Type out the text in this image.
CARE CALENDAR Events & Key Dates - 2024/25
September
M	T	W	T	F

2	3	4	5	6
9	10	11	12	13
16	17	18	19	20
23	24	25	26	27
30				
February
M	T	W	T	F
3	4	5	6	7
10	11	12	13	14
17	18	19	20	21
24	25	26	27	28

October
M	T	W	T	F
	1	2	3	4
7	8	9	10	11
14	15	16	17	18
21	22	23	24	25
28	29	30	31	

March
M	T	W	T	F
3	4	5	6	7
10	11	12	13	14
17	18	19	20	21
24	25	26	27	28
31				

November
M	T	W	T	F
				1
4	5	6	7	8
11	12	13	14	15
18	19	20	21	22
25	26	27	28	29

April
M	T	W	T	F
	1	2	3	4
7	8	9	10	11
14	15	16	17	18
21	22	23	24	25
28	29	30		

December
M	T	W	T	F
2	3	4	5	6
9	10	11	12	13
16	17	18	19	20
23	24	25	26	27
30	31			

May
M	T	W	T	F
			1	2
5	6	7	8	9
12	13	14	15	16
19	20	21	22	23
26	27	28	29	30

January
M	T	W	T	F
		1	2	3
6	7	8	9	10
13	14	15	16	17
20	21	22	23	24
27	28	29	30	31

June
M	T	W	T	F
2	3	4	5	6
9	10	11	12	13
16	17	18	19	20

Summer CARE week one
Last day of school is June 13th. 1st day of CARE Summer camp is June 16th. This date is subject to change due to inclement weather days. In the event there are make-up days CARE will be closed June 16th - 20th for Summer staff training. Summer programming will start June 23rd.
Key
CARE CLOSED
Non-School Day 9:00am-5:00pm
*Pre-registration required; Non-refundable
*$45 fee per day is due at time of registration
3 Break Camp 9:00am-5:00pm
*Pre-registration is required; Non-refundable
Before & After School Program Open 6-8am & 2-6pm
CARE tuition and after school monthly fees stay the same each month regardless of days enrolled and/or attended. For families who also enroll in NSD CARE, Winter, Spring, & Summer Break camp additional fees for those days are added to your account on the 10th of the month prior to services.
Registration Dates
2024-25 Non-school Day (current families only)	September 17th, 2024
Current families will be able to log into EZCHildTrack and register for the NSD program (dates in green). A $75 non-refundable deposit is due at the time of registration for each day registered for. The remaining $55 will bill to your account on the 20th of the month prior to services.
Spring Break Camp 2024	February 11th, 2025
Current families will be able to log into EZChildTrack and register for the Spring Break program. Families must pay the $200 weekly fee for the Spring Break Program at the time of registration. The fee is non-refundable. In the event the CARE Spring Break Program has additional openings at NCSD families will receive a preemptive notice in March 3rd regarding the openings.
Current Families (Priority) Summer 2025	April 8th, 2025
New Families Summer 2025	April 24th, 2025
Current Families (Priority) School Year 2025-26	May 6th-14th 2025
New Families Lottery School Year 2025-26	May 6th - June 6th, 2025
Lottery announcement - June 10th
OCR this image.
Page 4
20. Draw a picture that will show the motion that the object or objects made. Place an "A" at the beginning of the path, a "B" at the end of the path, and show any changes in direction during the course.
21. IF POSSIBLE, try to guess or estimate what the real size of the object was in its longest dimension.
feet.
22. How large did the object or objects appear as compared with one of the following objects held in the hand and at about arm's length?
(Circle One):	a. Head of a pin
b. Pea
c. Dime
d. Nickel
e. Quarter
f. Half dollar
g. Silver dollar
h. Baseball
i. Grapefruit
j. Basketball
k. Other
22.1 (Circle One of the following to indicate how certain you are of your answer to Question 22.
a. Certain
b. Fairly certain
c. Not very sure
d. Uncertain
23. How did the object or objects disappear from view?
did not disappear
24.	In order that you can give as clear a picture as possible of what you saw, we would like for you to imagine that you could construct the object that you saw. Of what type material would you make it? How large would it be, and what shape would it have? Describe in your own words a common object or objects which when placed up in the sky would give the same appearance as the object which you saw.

-.-.-

### CHALLENGE
Reproduce the full listing exactly.

### COMPLETED EXERCISE
Type out the text in this image.
CARE CALENDAR Events & Key Dates - 2024/25
September
M	T	W	T	F

2	3	4	5	6
9	10	11	12	13
16	17	18	19	20
23	24	25	26	27
30				
February
M	T	W	T	F
3	4	5	6	7
10	11	12	13	14
17	18	19	20	21
24	25	26	27	28

October
M	T	W	T	F
	1	2	3	4
7	8	9	10	11
14	15	16	17	18
21	22	23	24	25
28	29	30	31	

March
M	T	W	T	F
3	4	5	6	7
10	11	12	13	14
17	18	19	20	21
24	25	26	27	28
31				

November
M	T	W	T	F
				1
4	5	6	7	8
11	12	13	14	15
18	19	20	21	22
25	26	27	28	29

April
M	T	W	T	F
	1	2	3	4
7	8	9	10	11
14	15	16	17	18
21	22	23	24	25
28	29	30		

December
M	T	W	T	F
2	3	4	5	6
9	10	11	12	13
16	17	18	19	20
23	24	25	26	27
30	31			

May
M	T	W	T	F
			1	2
5	6	7	8	9
12	13	14	15	16
19	20	21	22	23
26	27	28	29	30

January
M	T	W	T	F
		1	2	3
6	7	8	9	10
13	14	15	16	17
20	21	22	23	24
27	28	29	30	31

June
M	T	W	T	F
2	3	4	5	6
9	10	11	12	13
16	17	18	19	20

Summer CARE week one
Last day of school is June 13th. 1st day of CARE Summer camp is June 16th. This date is subject to change due to inclement weather days. In the event there are make-up days CARE will be closed June 16th - 20th for Summer staff training. Summer programming will start June 23rd.
Key
CARE CLOSED
Non-School Day 9:00am-5:00pm
*Pre-registration required; Non-refundable
*$45 fee per day is due at time of registration
3 Break Camp 9:00am-5:00pm
*Pre-registration is required; Non-refundable
Before & After School Program Open 6-8am & 2-6pm
CARE tuition and after school monthly fees stay the same each month regardless of days enrolled and/or attended. For families who also enroll in NSD CARE, Winter, Spring, & Summer Break camp additional fees for those days are added to your account on the 10th of the month prior to services.
Registration Dates
2024-25 Non-school Day (current families only)	September 17th, 2024
Current families will be able to log into EZCHildTrack and register for the NSD program (dates in green). A $75 non-refundable deposit is due at the time of registration for each day registered for. The remaining $55 will bill to your account on the 20th of the month prior to services.
Spring Break Camp 2024	February 11th, 2025
Current families will be able to log into EZChildTrack and register for the Spring Break program. Families must pay the $200 weekly fee for the Spring Break Program at the time of registration. The fee is non-refundable. In the event the CARE Spring Break Program has additional openings at NCSD families will receive a preemptive notice in March 3rd regarding the openings.
Current Families (Priority) Summer 2025	April 8th, 2025
New Families Summer 2025	April 24th, 2025
Current Families (Priority) School Year 2025-26	May 6th-14th 2025
New Families Lottery School Year 2025-26	May 6th - June 6th, 2025
Lottery announcement - June 10th
OCR this image.
Page 4
20. Draw a picture that will show the motion that the object or objects made. Place an "A" at the beginning of the path, a "B" at the end of the path, and show any changes in direction during the course.
21. IF POSSIBLE, try to guess or estimate what the real size of the object was in its longest dimension.
feet.
22. How large did the object or objects appear as compared with one of the following objects held in the hand and at about arm's length?
(Circle One):	a. Head of a pin
b. Pea
c. Dime
d. Nickel
e. Quarter
f. Half dollar
g. Silver dollar
h. Baseball
i. Grapefruit
j. Basketball
k. Other
22.1 (Circle One of the following to indicate how certain you are of your answer to Question 22.
a. Certain
b. Fairly certain
c. Not very sure
d. Uncertain
23. How did the object or objects disappear from view?
did not disappear
24.	In order that you can give as clear a picture as possible of what you saw, we would like for you to imagine that you could construct the object that you saw. Of what type material would you make it? How large would it be, and what shape would it have? Describe in your own words a common object or objects which when placed up in the sky would give the same appearance as the object which you saw.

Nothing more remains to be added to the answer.